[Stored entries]

==========

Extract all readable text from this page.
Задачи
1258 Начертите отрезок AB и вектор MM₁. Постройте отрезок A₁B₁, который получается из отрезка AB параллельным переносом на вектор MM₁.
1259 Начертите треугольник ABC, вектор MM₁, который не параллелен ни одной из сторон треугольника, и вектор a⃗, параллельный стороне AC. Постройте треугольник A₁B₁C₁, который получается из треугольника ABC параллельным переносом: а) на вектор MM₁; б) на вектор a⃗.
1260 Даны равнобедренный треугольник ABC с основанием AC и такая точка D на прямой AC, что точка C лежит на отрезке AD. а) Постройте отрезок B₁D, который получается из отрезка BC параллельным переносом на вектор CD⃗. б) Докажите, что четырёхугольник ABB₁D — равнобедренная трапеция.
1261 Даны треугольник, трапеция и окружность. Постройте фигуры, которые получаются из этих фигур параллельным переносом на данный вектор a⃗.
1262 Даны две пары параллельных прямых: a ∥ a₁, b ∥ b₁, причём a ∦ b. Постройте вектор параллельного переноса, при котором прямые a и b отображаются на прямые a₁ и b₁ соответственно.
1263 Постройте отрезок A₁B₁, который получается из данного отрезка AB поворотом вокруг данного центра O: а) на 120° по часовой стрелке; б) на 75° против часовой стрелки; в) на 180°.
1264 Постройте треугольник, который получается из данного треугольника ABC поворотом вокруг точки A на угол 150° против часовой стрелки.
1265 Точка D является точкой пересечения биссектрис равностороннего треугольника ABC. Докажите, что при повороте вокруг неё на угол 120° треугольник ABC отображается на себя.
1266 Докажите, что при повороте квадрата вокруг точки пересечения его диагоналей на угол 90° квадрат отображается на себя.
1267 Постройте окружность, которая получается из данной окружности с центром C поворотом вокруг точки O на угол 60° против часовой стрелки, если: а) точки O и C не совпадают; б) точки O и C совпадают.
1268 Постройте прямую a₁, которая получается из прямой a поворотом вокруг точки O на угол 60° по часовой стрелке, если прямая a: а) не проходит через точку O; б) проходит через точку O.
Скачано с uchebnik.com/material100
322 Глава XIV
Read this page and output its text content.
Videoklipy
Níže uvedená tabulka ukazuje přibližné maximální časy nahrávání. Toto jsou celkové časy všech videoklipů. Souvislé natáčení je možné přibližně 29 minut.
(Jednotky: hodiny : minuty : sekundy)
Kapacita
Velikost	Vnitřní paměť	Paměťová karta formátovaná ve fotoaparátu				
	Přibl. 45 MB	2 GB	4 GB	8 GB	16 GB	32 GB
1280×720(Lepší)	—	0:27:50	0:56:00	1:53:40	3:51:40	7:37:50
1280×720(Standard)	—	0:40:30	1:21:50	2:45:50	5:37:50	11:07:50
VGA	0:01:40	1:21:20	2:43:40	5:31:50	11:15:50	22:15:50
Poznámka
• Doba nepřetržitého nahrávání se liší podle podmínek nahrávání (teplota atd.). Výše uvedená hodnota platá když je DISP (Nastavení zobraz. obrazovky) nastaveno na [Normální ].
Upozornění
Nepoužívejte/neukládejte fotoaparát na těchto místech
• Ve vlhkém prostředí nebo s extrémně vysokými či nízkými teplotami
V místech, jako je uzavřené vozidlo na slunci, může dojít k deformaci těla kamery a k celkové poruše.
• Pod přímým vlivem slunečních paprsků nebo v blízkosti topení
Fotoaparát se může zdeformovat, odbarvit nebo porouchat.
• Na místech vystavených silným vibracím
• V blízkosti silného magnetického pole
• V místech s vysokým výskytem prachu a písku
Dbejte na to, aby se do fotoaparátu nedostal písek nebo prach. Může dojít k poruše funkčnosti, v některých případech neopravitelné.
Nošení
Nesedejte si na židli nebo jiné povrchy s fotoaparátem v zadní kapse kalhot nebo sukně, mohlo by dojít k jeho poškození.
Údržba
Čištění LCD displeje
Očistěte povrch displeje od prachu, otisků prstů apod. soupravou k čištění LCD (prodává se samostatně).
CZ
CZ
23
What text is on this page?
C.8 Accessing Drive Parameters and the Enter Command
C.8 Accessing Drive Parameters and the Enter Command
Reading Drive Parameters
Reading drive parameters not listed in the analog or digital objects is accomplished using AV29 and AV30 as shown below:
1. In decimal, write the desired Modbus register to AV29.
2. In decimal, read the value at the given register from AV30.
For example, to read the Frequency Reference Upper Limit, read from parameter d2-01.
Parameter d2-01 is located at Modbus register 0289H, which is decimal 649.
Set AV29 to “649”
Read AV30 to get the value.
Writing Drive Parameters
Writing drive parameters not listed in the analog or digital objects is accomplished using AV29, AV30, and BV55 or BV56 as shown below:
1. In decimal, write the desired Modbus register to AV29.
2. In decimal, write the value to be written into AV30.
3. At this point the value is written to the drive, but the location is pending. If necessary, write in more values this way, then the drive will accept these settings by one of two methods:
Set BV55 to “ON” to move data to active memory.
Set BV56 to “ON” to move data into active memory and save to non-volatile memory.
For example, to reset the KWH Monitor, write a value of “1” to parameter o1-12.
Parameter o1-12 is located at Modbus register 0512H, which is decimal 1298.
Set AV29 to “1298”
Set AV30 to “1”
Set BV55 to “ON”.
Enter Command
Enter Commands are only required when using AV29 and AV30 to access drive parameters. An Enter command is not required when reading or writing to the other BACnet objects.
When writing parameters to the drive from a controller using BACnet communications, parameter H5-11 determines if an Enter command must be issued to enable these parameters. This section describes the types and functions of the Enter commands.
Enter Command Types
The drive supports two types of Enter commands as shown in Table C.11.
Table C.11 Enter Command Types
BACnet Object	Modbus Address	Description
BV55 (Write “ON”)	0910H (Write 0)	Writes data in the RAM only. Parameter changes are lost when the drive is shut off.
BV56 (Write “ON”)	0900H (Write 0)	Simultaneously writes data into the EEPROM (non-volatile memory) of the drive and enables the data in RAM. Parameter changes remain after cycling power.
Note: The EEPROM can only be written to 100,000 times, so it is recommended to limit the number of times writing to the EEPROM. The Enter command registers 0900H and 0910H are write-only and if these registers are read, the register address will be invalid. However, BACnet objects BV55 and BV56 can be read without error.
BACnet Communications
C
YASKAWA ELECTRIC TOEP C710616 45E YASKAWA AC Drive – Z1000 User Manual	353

==========

• Problem details:
Lines holding the word "nahrávání" should be counted across the entries; state only how many there are.

• Correct result:
2